Collection entries:
------------------------------------------------

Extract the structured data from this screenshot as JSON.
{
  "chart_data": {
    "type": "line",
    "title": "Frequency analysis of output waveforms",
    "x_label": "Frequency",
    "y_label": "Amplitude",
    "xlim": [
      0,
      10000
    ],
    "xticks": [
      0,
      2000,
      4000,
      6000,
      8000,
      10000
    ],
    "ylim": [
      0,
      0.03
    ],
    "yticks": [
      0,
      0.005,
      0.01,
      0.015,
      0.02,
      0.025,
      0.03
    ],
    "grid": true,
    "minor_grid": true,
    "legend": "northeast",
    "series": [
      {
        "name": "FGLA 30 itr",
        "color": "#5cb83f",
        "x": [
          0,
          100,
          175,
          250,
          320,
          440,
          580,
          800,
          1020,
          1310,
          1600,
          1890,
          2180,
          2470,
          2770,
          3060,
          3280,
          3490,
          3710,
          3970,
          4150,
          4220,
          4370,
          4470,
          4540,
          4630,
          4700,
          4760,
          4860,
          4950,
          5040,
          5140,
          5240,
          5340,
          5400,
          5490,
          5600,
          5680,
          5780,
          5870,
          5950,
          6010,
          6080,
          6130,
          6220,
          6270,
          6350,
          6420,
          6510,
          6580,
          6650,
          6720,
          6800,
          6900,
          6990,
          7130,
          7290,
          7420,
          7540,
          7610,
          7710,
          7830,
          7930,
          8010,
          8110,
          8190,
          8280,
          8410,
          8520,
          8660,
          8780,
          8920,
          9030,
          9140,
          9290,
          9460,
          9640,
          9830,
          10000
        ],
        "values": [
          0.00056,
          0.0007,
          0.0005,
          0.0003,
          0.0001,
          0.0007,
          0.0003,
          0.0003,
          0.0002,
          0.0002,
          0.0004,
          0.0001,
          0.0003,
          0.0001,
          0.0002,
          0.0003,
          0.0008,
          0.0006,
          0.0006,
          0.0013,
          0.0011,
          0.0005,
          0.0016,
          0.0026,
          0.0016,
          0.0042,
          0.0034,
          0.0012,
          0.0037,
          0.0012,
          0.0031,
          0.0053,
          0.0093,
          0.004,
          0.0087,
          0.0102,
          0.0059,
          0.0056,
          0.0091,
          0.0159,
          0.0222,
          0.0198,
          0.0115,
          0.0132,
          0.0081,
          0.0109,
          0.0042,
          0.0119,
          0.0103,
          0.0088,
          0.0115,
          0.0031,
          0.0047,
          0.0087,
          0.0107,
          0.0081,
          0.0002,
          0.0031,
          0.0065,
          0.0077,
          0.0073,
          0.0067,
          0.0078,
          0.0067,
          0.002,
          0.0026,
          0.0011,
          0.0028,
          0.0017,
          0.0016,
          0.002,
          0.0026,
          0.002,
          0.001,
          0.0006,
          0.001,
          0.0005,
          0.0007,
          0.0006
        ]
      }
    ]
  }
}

------------------------------------------------

| Work to do |
Print the whole listing again, exactly.

| Reply |
Extract the structured data from this screenshot as JSON.
{
  "chart_data": {
    "type": "line",
    "title": "Frequency analysis of output waveforms",
    "x_label": "Frequency",
    "y_label": "Amplitude",
    "xlim": [
      0,
      10000
    ],
    "xticks": [
      0,
      2000,
      4000,
      6000,
      8000,
      10000
    ],
    "ylim": [
      0,
      0.03
    ],
    "yticks": [
      0,
      0.005,
      0.01,
      0.015,
      0.02,
      0.025,
      0.03
    ],
    "grid": true,
    "minor_grid": true,
    "legend": "northeast",
    "series": [
      {
        "name": "FGLA 30 itr",
        "color": "#5cb83f",
        "x": [
          0,
          100,
          175,
          250,
          320,
          440,
          580,
          800,
          1020,
          1310,
          1600,
          1890,
          2180,
          2470,
          2770,
          3060,
          3280,
          3490,
          3710,
          3970,
          4150,
          4220,
          4370,
          4470,
          4540,
          4630,
          4700,
          4760,
          4860,
          4950,
          5040,
          5140,
          5240,
          5340,
          5400,
          5490,
          5600,
          5680,
          5780,
          5870,
          5950,
          6010,
          6080,
          6130,
          6220,
          6270,
          6350,
          6420,
          6510,
          6580,
          6650,
          6720,
          6800,
          6900,
          6990,
          7130,
          7290,
          7420,
          7540,
          7610,
          7710,
          7830,
          7930,
          8010,
          8110,
          8190,
          8280,
          8410,
          8520,
          8660,
          8780,
          8920,
          9030,
          9140,
          9290,
          9460,
          9640,
          9830,
          10000
        ],
        "values": [
          0.00056,
          0.0007,
          0.0005,
          0.0003,
          0.0001,
          0.0007,
          0.0003,
          0.0003,
          0.0002,
          0.0002,
          0.0004,
          0.0001,
          0.0003,
          0.0001,
          0.0002,
          0.0003,
          0.0008,
          0.0006,
          0.0006,
          0.0013,
          0.0011,
          0.0005,
          0.0016,
          0.0026,
          0.0016,
          0.0042,
          0.0034,
          0.0012,
          0.0037,
          0.0012,
          0.0031,
          0.0053,
          0.0093,
          0.004,
          0.0087,
          0.0102,
          0.0059,
          0.0056,
          0.0091,
          0.0159,
          0.0222,
          0.0198,
          0.0115,
          0.0132,
          0.0081,
          0.0109,
          0.0042,
          0.0119,
          0.0103,
          0.0088,
          0.0115,
          0.0031,
          0.0047,
          0.0087,
          0.0107,
          0.0081,
          0.0002,
          0.0031,
          0.0065,
          0.0077,
          0.0073,
          0.0067,
          0.0078,
          0.0067,
          0.002,
          0.0026,
          0.0011,
          0.0028,
          0.0017,
          0.0016,
          0.002,
          0.0026,
          0.002,
          0.001,
          0.0006,
          0.001,
          0.0005,
          0.0007,
          0.0006
        ]
      }
    ]
  }
}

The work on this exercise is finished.